#### Given request:
Search the data for the word "SMALL" and copy every line that contains it.

#### Data provided:

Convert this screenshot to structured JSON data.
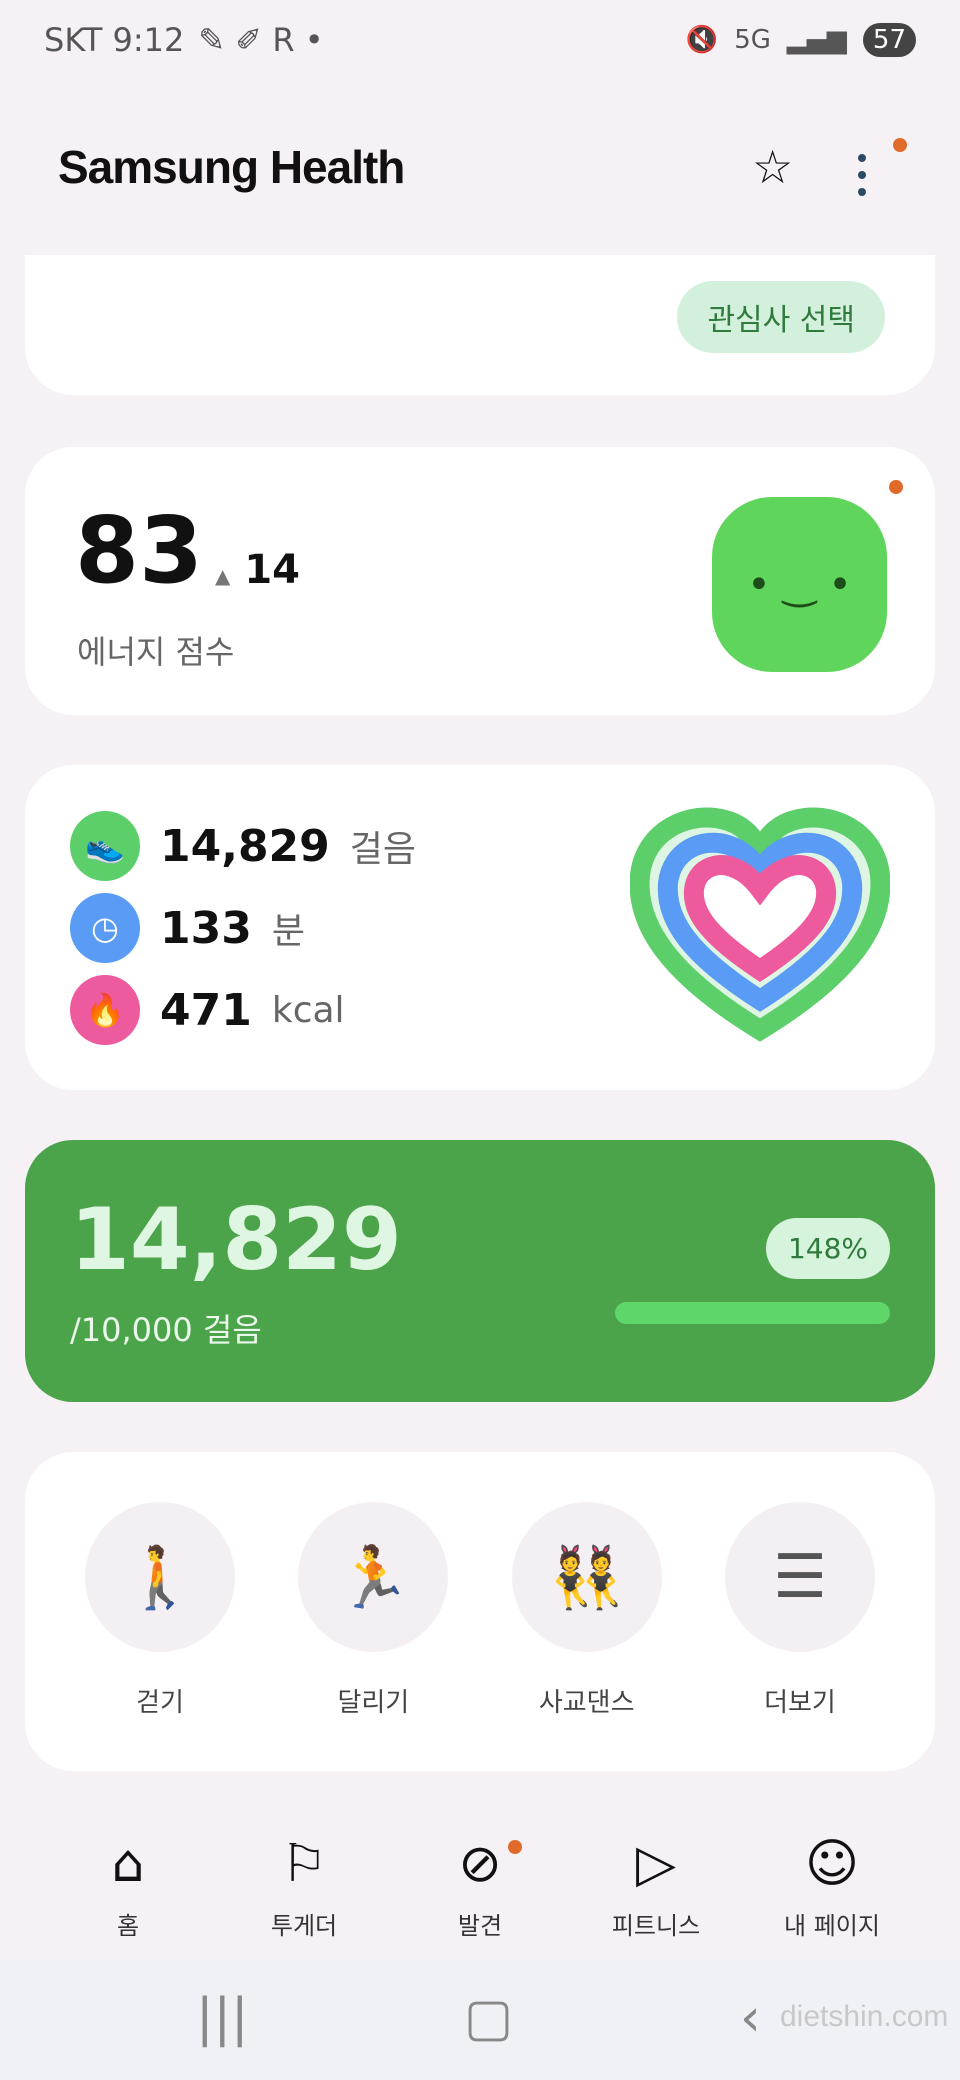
{
  "status_bar": {
    "carrier": "SKT",
    "time": "9:12",
    "battery": "57",
    "network": "5G"
  },
  "header": {
    "title": "Samsung Health"
  },
  "interests_card": {
    "button": "관심사 선택"
  },
  "energy": {
    "score": "83",
    "delta": "14",
    "label": "에너지 점수"
  },
  "activity": {
    "steps": "14,829",
    "steps_unit": "걸음",
    "minutes": "133",
    "minutes_unit": "분",
    "kcal": "471",
    "kcal_unit": "kcal",
    "colors": {
      "steps": "#5ccf6a",
      "minutes": "#5a9cf5",
      "kcal": "#ee5a9e"
    }
  },
  "steps_card": {
    "steps": "14,829",
    "goal": "/10,000 걸음",
    "percent_label": "148%",
    "percent": 148,
    "color": "#4ba34a"
  },
  "exercises": [
    {
      "label": "걷기",
      "icon": "walk-icon"
    },
    {
      "label": "달리기",
      "icon": "run-icon"
    },
    {
      "label": "사교댄스",
      "icon": "dance-icon"
    },
    {
      "label": "더보기",
      "icon": "list-icon"
    }
  ],
  "bottom_nav": [
    {
      "label": "홈",
      "icon": "home-icon",
      "active": true
    },
    {
      "label": "투게더",
      "icon": "flag-icon"
    },
    {
      "label": "발견",
      "icon": "compass-icon"
    },
    {
      "label": "피트니스",
      "icon": "play-calendar-icon"
    },
    {
      "label": "내 페이지",
      "icon": "person-icon"
    }
  ],
  "watermark": "dietshin.com"
}
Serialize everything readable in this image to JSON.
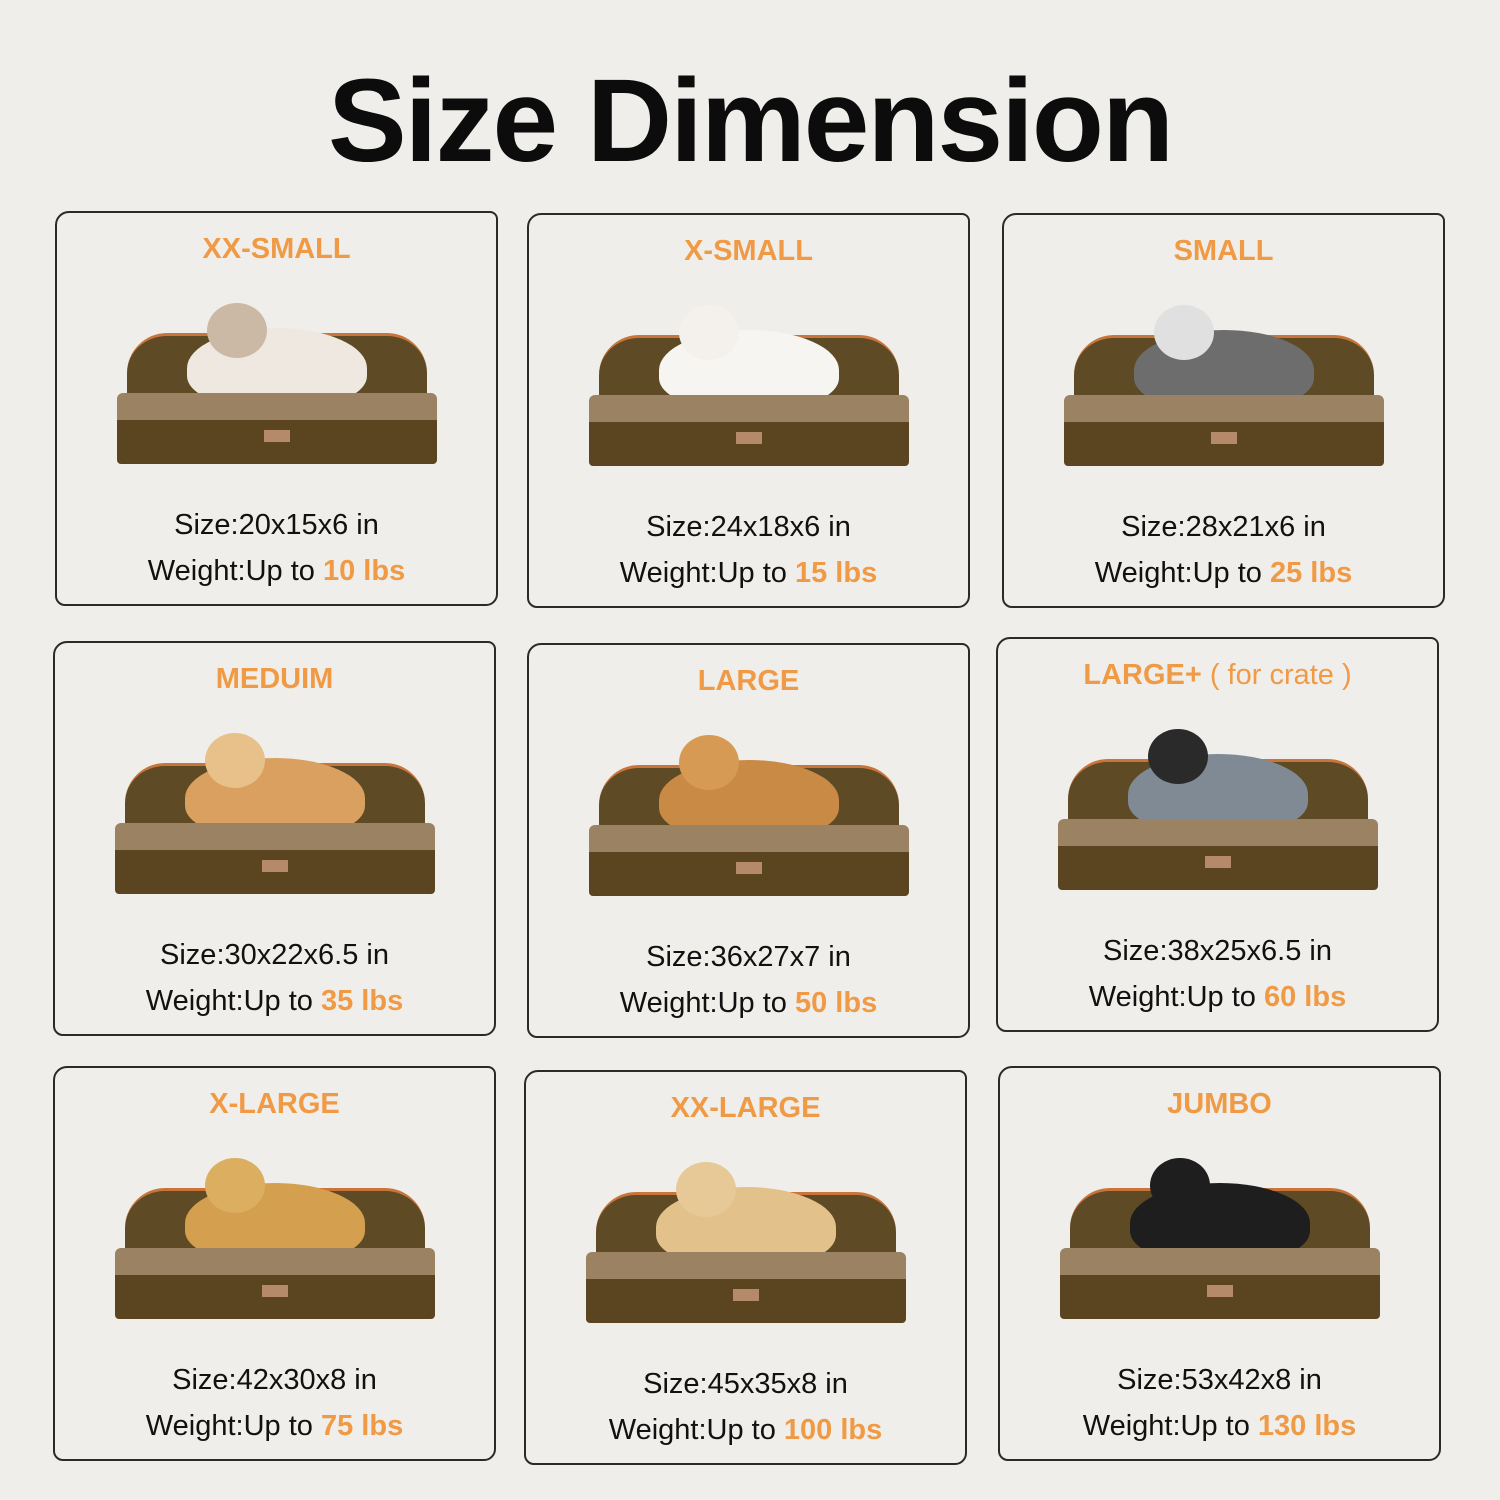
{
  "title": "Size Dimension",
  "colors": {
    "accent": "#f09a45",
    "text": "#111111",
    "background": "#efeeea",
    "bed": "#5a4520"
  },
  "size_label": "Size",
  "weight_label": "Weight",
  "up_to": "Up to",
  "cards": [
    {
      "name": "XX-SMALL",
      "subtitle": "",
      "size": "20x15x6 in",
      "weight": "10 lbs",
      "pet": "ragdoll-cat"
    },
    {
      "name": "X-SMALL",
      "subtitle": "",
      "size": "24x18x6 in",
      "weight": "15 lbs",
      "pet": "pomeranian"
    },
    {
      "name": "SMALL",
      "subtitle": "",
      "size": "28x21x6 in",
      "weight": "25 lbs",
      "pet": "schnauzer"
    },
    {
      "name": "MEDUIM",
      "subtitle": "",
      "size": "30x22x6.5 in",
      "weight": "35 lbs",
      "pet": "corgi"
    },
    {
      "name": "LARGE",
      "subtitle": "",
      "size": "36x27x7 in",
      "weight": "50 lbs",
      "pet": "golden-retriever"
    },
    {
      "name": "LARGE+",
      "subtitle": "( for crate )",
      "size": "38x25x6.5 in",
      "weight": "60 lbs",
      "pet": "australian-shepherd"
    },
    {
      "name": "X-LARGE",
      "subtitle": "",
      "size": "42x30x8 in",
      "weight": "75 lbs",
      "pet": "golden-retriever"
    },
    {
      "name": "XX-LARGE",
      "subtitle": "",
      "size": "45x35x8 in",
      "weight": "100 lbs",
      "pet": "labrador"
    },
    {
      "name": "JUMBO",
      "subtitle": "",
      "size": "53x42x8 in",
      "weight": "130 lbs",
      "pet": "bernese-mountain-dog"
    }
  ]
}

#### Problem solution:
      "name": "XX-SMALL",
      "name": "X-SMALL",
      "name": "SMALL",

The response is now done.